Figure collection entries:
====================

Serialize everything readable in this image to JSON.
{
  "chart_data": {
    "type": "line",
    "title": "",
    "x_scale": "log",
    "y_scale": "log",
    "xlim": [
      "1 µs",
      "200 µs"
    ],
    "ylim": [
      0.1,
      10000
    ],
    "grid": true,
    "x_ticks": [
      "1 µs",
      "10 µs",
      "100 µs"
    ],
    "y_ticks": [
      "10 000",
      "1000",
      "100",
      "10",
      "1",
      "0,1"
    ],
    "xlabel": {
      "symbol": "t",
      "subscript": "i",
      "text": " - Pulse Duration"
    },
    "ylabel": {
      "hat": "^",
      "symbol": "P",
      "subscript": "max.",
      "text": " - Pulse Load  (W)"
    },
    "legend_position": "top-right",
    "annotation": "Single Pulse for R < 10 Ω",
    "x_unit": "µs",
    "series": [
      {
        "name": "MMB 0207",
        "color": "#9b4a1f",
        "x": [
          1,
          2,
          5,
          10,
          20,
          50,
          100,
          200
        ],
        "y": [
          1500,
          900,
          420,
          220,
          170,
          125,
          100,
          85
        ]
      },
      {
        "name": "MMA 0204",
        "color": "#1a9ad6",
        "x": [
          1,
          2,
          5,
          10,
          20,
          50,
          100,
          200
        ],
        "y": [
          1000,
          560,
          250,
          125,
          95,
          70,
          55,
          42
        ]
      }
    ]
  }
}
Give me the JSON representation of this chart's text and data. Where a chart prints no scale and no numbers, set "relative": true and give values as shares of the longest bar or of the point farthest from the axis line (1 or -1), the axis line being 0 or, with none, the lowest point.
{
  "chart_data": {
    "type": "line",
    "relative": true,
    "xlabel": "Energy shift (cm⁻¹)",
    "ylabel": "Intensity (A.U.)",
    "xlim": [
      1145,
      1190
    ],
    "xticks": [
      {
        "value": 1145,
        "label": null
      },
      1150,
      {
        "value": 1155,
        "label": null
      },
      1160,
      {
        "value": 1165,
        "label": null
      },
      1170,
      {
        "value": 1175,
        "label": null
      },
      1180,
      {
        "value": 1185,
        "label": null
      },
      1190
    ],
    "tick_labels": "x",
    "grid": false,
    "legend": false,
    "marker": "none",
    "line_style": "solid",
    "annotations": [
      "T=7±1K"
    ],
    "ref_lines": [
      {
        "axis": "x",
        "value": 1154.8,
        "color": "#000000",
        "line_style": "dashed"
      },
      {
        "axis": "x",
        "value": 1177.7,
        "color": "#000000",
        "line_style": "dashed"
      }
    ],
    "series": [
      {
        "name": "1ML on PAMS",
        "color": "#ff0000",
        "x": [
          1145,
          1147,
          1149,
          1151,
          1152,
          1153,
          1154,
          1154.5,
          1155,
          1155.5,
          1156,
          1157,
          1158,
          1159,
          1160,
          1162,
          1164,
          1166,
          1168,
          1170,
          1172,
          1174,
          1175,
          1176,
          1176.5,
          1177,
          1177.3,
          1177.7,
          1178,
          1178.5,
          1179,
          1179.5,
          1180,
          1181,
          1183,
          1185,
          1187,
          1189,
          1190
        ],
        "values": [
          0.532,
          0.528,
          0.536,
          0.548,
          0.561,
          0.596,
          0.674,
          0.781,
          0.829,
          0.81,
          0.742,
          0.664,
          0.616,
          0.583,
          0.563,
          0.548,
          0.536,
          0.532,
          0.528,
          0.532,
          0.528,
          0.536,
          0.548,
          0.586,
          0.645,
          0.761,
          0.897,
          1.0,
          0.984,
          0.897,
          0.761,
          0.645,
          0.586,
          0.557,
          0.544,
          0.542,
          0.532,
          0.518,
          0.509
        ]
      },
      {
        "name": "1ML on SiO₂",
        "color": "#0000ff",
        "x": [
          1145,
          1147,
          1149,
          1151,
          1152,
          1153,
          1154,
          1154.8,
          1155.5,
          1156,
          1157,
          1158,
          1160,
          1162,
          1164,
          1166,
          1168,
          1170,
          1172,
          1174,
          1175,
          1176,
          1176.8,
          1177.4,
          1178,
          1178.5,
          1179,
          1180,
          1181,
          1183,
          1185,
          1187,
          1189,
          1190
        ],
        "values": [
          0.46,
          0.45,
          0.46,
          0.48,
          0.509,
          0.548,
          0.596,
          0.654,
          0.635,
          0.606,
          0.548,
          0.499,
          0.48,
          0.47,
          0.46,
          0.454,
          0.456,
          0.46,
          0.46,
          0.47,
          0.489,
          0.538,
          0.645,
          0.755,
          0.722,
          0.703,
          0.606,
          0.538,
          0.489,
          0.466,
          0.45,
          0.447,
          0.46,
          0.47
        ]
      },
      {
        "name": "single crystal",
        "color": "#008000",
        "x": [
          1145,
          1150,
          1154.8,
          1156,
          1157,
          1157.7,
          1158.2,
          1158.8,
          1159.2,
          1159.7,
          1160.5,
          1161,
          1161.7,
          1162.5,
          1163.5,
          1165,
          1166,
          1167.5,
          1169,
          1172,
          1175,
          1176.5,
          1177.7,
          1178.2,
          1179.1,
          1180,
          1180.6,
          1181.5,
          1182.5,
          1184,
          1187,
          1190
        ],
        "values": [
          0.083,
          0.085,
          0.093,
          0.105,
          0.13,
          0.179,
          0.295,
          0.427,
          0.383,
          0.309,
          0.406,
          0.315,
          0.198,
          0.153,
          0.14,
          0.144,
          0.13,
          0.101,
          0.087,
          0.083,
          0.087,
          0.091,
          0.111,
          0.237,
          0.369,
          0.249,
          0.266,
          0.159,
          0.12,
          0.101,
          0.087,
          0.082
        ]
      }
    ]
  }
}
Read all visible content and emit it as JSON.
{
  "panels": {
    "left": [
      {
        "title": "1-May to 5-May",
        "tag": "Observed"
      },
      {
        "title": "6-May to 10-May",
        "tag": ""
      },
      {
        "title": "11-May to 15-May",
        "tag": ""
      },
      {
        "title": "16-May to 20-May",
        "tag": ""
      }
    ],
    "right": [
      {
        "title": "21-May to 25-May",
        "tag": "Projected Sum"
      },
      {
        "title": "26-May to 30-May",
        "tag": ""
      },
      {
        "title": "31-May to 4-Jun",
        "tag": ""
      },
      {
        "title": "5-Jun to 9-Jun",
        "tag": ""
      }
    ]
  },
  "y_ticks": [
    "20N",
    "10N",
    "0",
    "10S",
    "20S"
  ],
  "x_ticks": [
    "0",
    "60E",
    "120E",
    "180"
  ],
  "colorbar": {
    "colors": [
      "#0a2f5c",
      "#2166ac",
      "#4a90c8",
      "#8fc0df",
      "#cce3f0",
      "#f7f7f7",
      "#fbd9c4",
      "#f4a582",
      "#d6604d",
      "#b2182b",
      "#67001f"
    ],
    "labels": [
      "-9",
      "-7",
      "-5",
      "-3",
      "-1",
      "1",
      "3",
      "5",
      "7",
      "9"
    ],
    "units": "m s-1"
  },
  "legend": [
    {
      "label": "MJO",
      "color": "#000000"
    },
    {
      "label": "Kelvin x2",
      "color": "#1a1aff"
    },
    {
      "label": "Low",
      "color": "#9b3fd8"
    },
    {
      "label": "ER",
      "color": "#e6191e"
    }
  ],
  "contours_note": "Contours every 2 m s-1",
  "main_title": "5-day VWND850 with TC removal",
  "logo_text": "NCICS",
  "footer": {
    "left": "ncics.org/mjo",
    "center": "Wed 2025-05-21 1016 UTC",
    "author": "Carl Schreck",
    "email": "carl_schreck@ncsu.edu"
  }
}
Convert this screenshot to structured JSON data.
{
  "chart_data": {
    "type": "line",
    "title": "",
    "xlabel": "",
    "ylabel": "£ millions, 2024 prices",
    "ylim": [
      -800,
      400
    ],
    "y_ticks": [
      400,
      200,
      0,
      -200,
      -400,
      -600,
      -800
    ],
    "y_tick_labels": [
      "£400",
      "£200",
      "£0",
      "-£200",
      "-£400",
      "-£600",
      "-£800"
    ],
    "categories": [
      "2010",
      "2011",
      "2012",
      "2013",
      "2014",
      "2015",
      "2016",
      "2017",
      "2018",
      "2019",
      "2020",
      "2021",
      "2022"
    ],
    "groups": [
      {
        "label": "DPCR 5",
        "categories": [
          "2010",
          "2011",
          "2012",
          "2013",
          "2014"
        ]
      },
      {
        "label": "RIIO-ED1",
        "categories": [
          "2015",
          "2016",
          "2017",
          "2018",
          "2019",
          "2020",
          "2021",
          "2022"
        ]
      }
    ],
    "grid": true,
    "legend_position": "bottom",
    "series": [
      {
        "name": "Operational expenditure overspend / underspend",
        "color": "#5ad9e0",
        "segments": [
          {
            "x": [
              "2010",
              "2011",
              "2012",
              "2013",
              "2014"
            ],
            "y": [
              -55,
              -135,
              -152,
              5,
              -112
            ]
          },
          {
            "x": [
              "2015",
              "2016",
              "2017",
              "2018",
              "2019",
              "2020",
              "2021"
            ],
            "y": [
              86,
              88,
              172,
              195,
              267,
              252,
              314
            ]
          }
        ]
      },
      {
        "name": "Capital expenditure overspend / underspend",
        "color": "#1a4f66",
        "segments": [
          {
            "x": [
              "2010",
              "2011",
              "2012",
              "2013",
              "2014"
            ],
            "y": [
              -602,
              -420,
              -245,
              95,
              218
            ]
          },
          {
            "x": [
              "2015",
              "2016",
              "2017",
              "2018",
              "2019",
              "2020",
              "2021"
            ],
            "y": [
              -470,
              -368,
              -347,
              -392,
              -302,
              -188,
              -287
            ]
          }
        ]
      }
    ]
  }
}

====================

[SET TASK]
Copy in full each line that holds the word "Pulse".

[TASK OUTPUT]
      "text": " - Pulse Duration"
      "text": " - Pulse Load  (W)"
    "annotation": "Single Pulse for R < 10 Ω",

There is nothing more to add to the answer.